━━━━━ INPUT ROWS ━━━━━
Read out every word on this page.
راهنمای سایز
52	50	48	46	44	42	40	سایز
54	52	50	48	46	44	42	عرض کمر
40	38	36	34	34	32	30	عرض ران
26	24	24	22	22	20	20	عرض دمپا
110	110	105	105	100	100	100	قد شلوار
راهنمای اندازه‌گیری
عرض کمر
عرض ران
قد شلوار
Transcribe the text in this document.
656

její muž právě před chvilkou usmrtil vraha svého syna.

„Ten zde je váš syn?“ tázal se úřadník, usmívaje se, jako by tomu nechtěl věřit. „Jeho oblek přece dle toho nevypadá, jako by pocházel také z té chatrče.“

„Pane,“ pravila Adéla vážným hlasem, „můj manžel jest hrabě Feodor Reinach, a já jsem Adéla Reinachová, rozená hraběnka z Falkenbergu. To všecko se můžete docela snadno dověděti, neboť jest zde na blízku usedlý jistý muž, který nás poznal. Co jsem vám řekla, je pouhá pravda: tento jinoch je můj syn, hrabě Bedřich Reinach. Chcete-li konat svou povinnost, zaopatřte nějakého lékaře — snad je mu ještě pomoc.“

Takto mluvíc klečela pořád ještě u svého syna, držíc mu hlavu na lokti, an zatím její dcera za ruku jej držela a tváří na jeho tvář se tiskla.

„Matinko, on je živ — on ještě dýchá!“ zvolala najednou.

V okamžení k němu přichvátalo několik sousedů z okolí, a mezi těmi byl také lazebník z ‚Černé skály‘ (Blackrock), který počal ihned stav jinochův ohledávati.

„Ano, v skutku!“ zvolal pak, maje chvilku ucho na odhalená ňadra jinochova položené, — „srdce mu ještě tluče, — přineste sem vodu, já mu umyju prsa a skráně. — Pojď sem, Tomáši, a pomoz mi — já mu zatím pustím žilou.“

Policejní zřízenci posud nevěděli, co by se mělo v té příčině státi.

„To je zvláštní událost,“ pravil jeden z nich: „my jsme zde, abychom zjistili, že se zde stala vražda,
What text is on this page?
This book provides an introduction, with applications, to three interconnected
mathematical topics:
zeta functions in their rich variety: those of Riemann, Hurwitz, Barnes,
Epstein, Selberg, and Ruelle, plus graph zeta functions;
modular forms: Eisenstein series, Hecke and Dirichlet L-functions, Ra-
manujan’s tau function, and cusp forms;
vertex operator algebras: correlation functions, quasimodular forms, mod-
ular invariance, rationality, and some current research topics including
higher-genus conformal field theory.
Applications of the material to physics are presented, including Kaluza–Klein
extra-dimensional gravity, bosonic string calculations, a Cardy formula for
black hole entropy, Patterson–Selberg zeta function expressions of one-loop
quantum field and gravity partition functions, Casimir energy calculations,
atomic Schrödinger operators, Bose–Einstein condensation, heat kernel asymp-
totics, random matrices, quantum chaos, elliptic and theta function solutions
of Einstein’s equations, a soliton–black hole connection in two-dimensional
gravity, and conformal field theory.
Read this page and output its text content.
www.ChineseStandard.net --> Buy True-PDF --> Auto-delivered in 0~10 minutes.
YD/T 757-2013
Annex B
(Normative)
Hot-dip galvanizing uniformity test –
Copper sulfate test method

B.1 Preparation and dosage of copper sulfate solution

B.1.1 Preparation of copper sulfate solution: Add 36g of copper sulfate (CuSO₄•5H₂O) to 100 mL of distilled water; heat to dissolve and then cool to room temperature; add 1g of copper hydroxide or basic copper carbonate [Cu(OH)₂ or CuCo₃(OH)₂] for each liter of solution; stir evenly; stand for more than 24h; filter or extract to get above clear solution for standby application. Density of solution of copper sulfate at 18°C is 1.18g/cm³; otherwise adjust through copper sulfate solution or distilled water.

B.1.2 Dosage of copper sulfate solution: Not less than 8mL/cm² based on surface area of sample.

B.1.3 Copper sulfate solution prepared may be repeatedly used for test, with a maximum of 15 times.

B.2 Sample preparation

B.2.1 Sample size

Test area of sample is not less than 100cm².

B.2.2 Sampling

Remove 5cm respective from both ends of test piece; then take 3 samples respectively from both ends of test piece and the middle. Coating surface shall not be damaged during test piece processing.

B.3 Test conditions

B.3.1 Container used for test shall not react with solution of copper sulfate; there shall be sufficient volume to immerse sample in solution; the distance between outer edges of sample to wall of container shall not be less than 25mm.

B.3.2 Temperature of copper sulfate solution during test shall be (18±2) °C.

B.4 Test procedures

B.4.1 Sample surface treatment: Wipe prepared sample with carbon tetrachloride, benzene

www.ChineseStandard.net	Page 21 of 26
━━━━━
- _PROBLEM TO SOLVE_: All of the entries must be quoted exactly; please include each one.

- _OUTPUT OF THE TASK_:
Read out every word on this page.
راهنمای سایز
52	50	48	46	44	42	40	سایز
54	52	50	48	46	44	42	عرض کمر
40	38	36	34	34	32	30	عرض ران
26	24	24	22	22	20	20	عرض دمپا
110	110	105	105	100	100	100	قد شلوار
راهنمای اندازه‌گیری
عرض کمر
عرض ران
قد شلوار
Transcribe the text in this document.
656

její muž právě před chvilkou usmrtil vraha svého syna.

„Ten zde je váš syn?“ tázal se úřadník, usmívaje se, jako by tomu nechtěl věřit. „Jeho oblek přece dle toho nevypadá, jako by pocházel také z té chatrče.“

„Pane,“ pravila Adéla vážným hlasem, „můj manžel jest hrabě Feodor Reinach, a já jsem Adéla Reinachová, rozená hraběnka z Falkenbergu. To všecko se můžete docela snadno dověděti, neboť jest zde na blízku usedlý jistý muž, který nás poznal. Co jsem vám řekla, je pouhá pravda: tento jinoch je můj syn, hrabě Bedřich Reinach. Chcete-li konat svou povinnost, zaopatřte nějakého lékaře — snad je mu ještě pomoc.“

Takto mluvíc klečela pořád ještě u svého syna, držíc mu hlavu na lokti, an zatím její dcera za ruku jej držela a tváří na jeho tvář se tiskla.

„Matinko, on je živ — on ještě dýchá!“ zvolala najednou.

V okamžení k němu přichvátalo několik sousedů z okolí, a mezi těmi byl také lazebník z ‚Černé skály‘ (Blackrock), který počal ihned stav jinochův ohledávati.

„Ano, v skutku!“ zvolal pak, maje chvilku ucho na odhalená ňadra jinochova položené, — „srdce mu ještě tluče, — přineste sem vodu, já mu umyju prsa a skráně. — Pojď sem, Tomáši, a pomoz mi — já mu zatím pustím žilou.“

Policejní zřízenci posud nevěděli, co by se mělo v té příčině státi.

„To je zvláštní událost,“ pravil jeden z nich: „my jsme zde, abychom zjistili, že se zde stala vražda,
What text is on this page?
This book provides an introduction, with applications, to three interconnected
mathematical topics:
zeta functions in their rich variety: those of Riemann, Hurwitz, Barnes,
Epstein, Selberg, and Ruelle, plus graph zeta functions;
modular forms: Eisenstein series, Hecke and Dirichlet L-functions, Ra-
manujan’s tau function, and cusp forms;
vertex operator algebras: correlation functions, quasimodular forms, mod-
ular invariance, rationality, and some current research topics including
higher-genus conformal field theory.
Applications of the material to physics are presented, including Kaluza–Klein
extra-dimensional gravity, bosonic string calculations, a Cardy formula for
black hole entropy, Patterson–Selberg zeta function expressions of one-loop
quantum field and gravity partition functions, Casimir energy calculations,
atomic Schrödinger operators, Bose–Einstein condensation, heat kernel asymp-
totics, random matrices, quantum chaos, elliptic and theta function solutions
of Einstein’s equations, a soliton–black hole connection in two-dimensional
gravity, and conformal field theory.
Read this page and output its text content.
www.ChineseStandard.net --> Buy True-PDF --> Auto-delivered in 0~10 minutes.
YD/T 757-2013
Annex B
(Normative)
Hot-dip galvanizing uniformity test –
Copper sulfate test method

B.1 Preparation and dosage of copper sulfate solution

B.1.1 Preparation of copper sulfate solution: Add 36g of copper sulfate (CuSO₄•5H₂O) to 100 mL of distilled water; heat to dissolve and then cool to room temperature; add 1g of copper hydroxide or basic copper carbonate [Cu(OH)₂ or CuCo₃(OH)₂] for each liter of solution; stir evenly; stand for more than 24h; filter or extract to get above clear solution for standby application. Density of solution of copper sulfate at 18°C is 1.18g/cm³; otherwise adjust through copper sulfate solution or distilled water.

B.1.2 Dosage of copper sulfate solution: Not less than 8mL/cm² based on surface area of sample.

B.1.3 Copper sulfate solution prepared may be repeatedly used for test, with a maximum of 15 times.

B.2 Sample preparation

B.2.1 Sample size

Test area of sample is not less than 100cm².

B.2.2 Sampling

Remove 5cm respective from both ends of test piece; then take 3 samples respectively from both ends of test piece and the middle. Coating surface shall not be damaged during test piece processing.

B.3 Test conditions

B.3.1 Container used for test shall not react with solution of copper sulfate; there shall be sufficient volume to immerse sample in solution; the distance between outer edges of sample to wall of container shall not be less than 25mm.

B.3.2 Temperature of copper sulfate solution during test shall be (18±2) °C.

B.4 Test procedures

B.4.1 Sample surface treatment: Wipe prepared sample with carbon tetrachloride, benzene

www.ChineseStandard.net	Page 21 of 26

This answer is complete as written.